··· Selection ···
That was the end of my “wild” part of the tour since I was too lame to go for the wet exit. We spent most of the rest of our tour leisurely strolling the designated pathway. Roger talked and I sneezed a lot. But it was fascinating. The lighting and walkways are first-class. Tours stay within the 10-acre property but passages lead far beyond that. “There are 78 known openings people can get into,” he said.

The cave contains thousands of amazing rock formations. Depending on the lighting and your perspective, you can see all kinds of shapes, like staring at clouds. I learned that the main chamber is more than 1,400 feet long, that the rocks contain manganese, iron oxide and calcium carbonate, and that most of the surfaces are still “living,” i.e. dripping water and still growing or changing.

The cave walls were created basically in two ways: fast, from violent collisions caused by earthquakes, or slow, from the passage of water and air. Bones of the mastadon, caribou, snub-nosed cave bear and giant armadillo, among others, have been found here — some 8,000 years old. The cave was used by American Indians, Civil War soldiers, moonshiners and all sorts of hunters.
···
* _Exercise details_: Reproduce everything in the cave tour text from "The cave contains" down to "sorts of hunters.", word for word.
··· Given material ···
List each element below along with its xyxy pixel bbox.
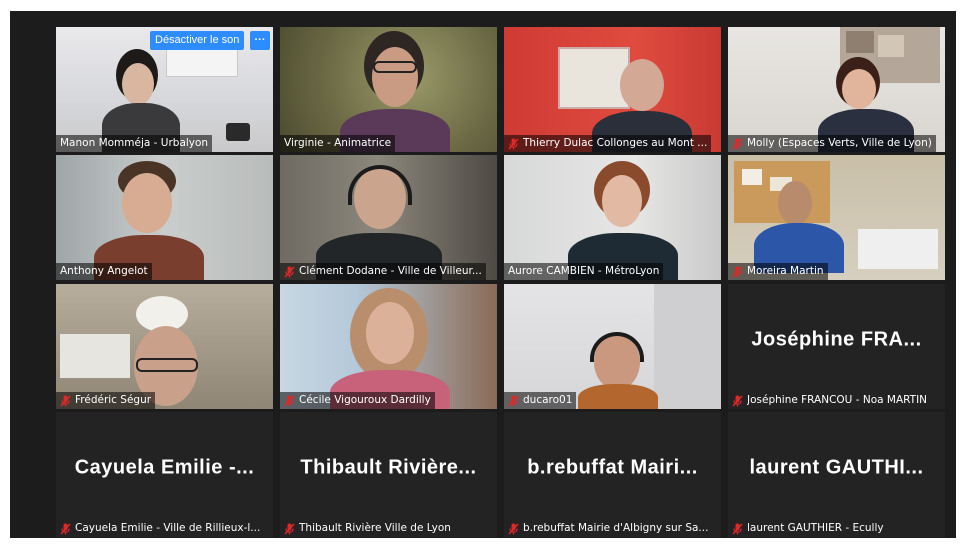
···
* _Solution to the exercise_:
The cave contains thousands of amazing rock formations. Depending on the lighting and your perspective, you can see all kinds of shapes, like staring at clouds. I learned that the main chamber is more than 1,400 feet long, that the rocks contain manganese, iron oxide and calcium carbonate, and that most of the surfaces are still “living,” i.e. dripping water and still growing or changing.

The cave walls were created basically in two ways: fast, from violent collisions caused by earthquakes, or slow, from the passage of water and air. Bones of the mastadon, caribou, snub-nosed cave bear and giant armadillo, among others, have been found here — some 8,000 years old. The cave was used by American Indians, Civil War soldiers, moonshiners and all sorts of hunters.